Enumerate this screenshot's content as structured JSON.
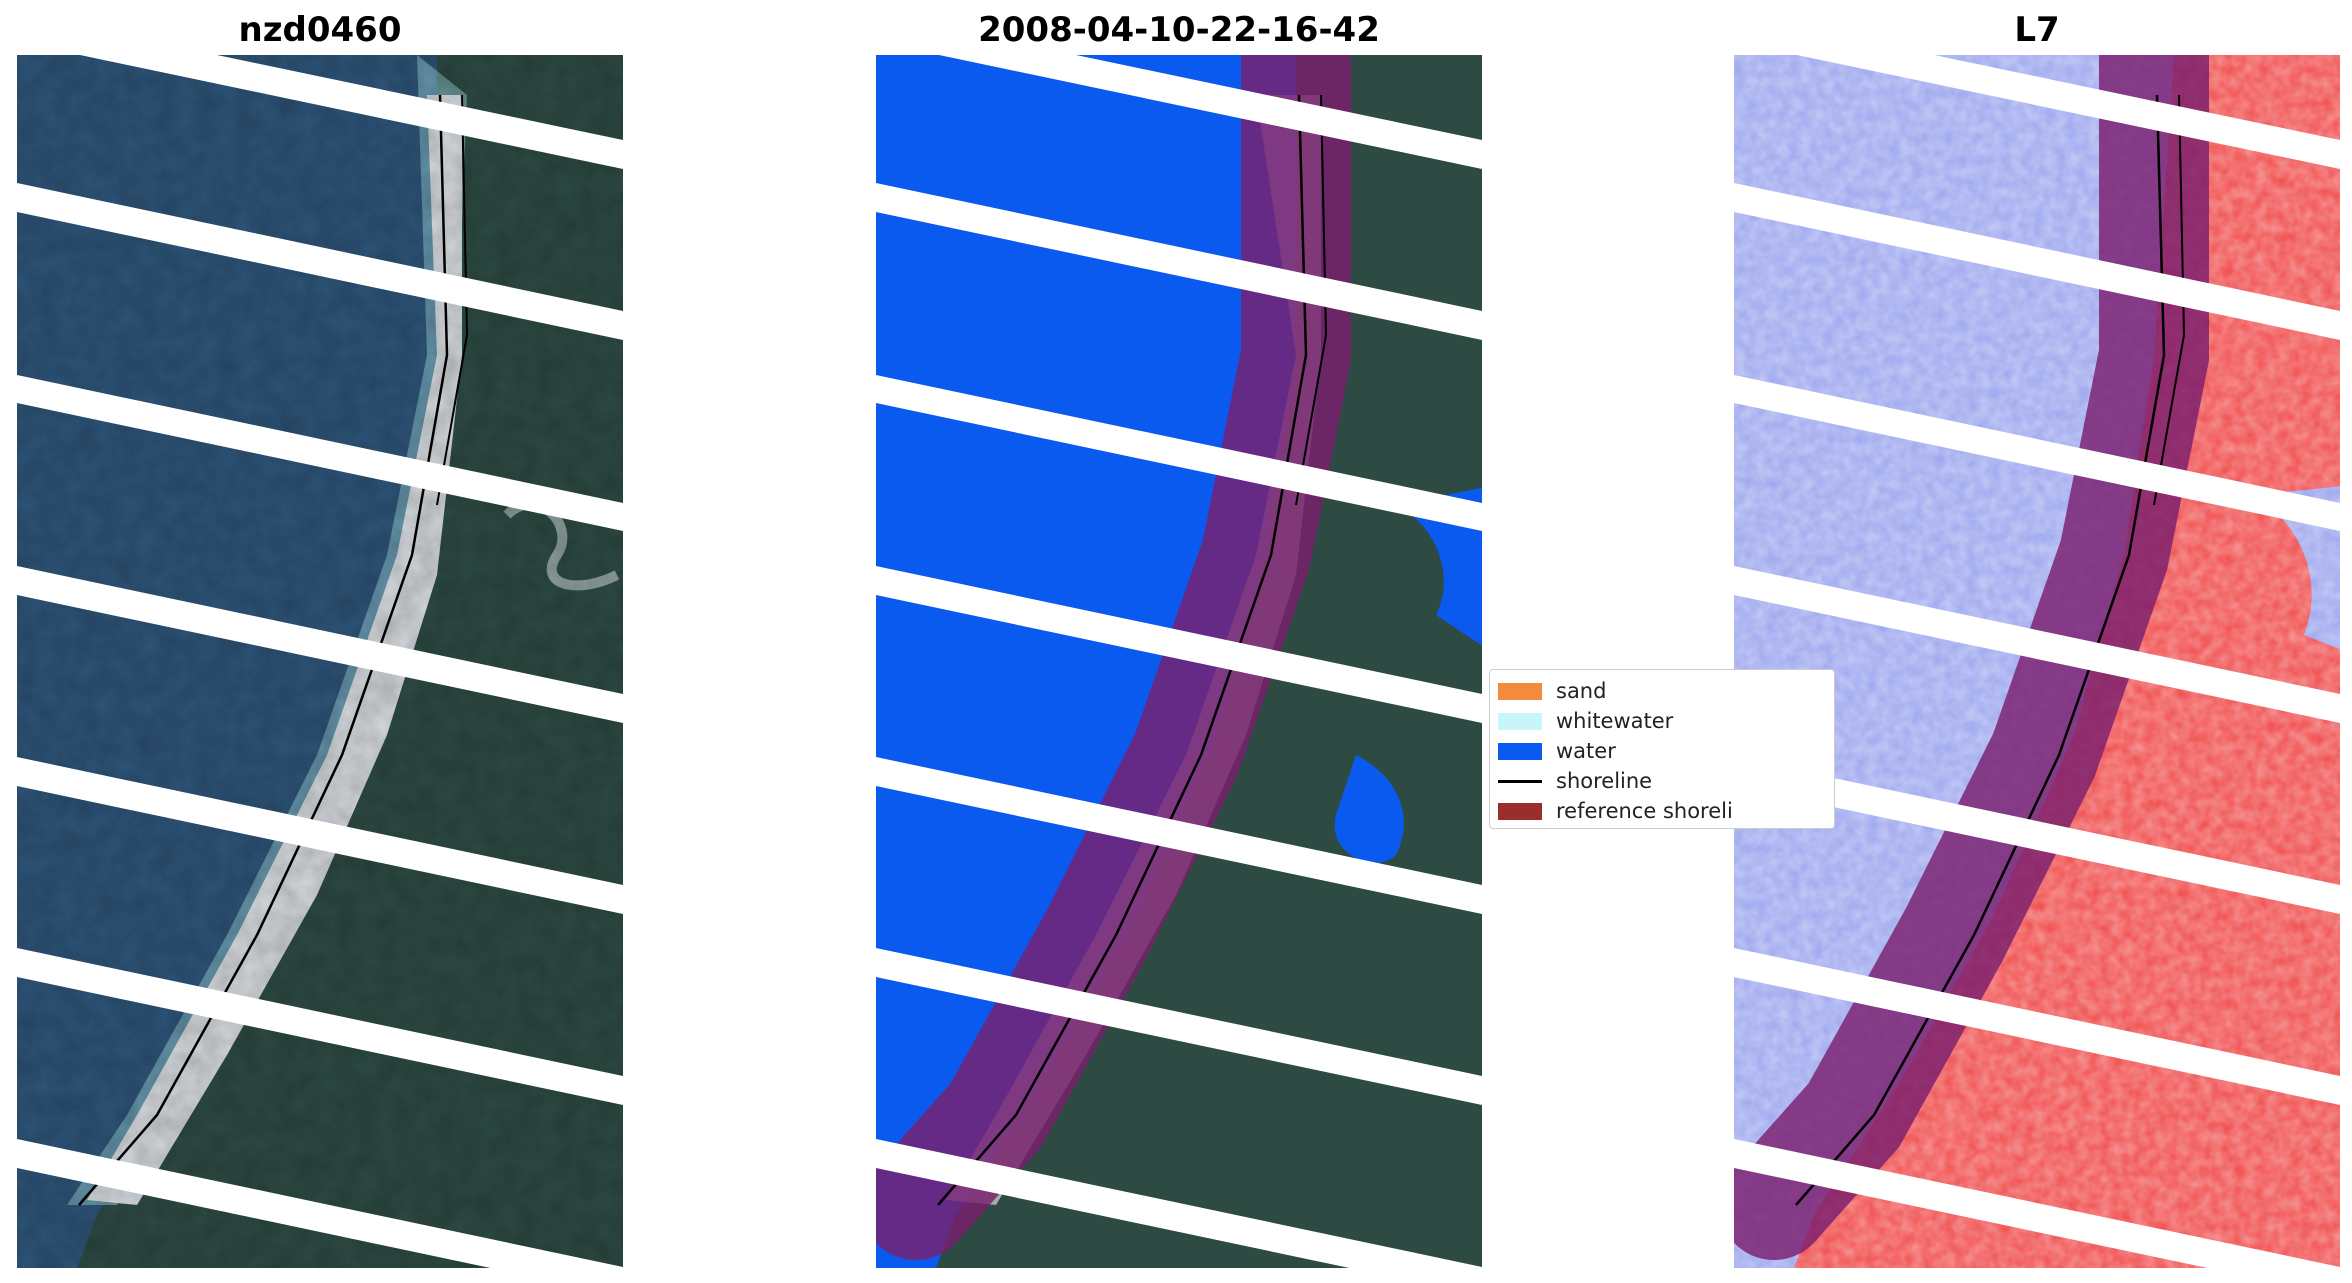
{
  "panels": [
    {
      "title": "nzd0460"
    },
    {
      "title": "2008-04-10-22-16-42"
    },
    {
      "title": "L7"
    }
  ],
  "legend": {
    "items": [
      {
        "label": "sand",
        "color": "#f28c3c",
        "kind": "patch"
      },
      {
        "label": "whitewater",
        "color": "#c9f5f7",
        "kind": "patch"
      },
      {
        "label": "water",
        "color": "#0a5af0",
        "kind": "patch"
      },
      {
        "label": "shoreline",
        "color": "#000000",
        "kind": "line"
      },
      {
        "label": "reference shoreli",
        "color": "#9b2d2d",
        "kind": "patch"
      }
    ]
  },
  "colors": {
    "ocean": "#2e5478",
    "land": "#2e4a44",
    "sand": "#d4d8dc",
    "surf": "#8fc4d0",
    "classified_water": "#0a5af0",
    "reference_buffer": "#7a1f6e",
    "index_water": "#b8bff0",
    "index_land": "#f04848",
    "gap": "#ffffff"
  }
}
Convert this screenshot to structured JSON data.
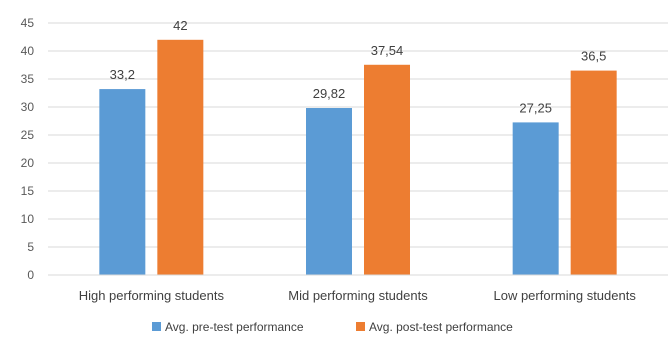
{
  "chart_data": {
    "type": "bar",
    "categories": [
      "High performing students",
      "Mid performing students",
      "Low performing students"
    ],
    "series": [
      {
        "name": "Avg. pre-test performance",
        "values": [
          33.2,
          29.82,
          27.25
        ],
        "labels": [
          "33,2",
          "29,82",
          "27,25"
        ],
        "color": "#5b9bd5"
      },
      {
        "name": "Avg. post-test performance",
        "values": [
          42,
          37.54,
          36.5
        ],
        "labels": [
          "42",
          "37,54",
          "36,5"
        ],
        "color": "#ed7d31"
      }
    ],
    "ylim": [
      0,
      45
    ],
    "yticks": [
      0,
      5,
      10,
      15,
      20,
      25,
      30,
      35,
      40,
      45
    ],
    "grid": true,
    "legend": "bottom",
    "title": "",
    "xlabel": "",
    "ylabel": ""
  }
}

————————

TASK INSTRUCTIONS: Filter the records, keeping only lines that contain "JSON", and show those lines.

CORRECT RESULT:
Enumerate this screenshot's content as structured JSON.
Convert this screenshot to structured JSON data.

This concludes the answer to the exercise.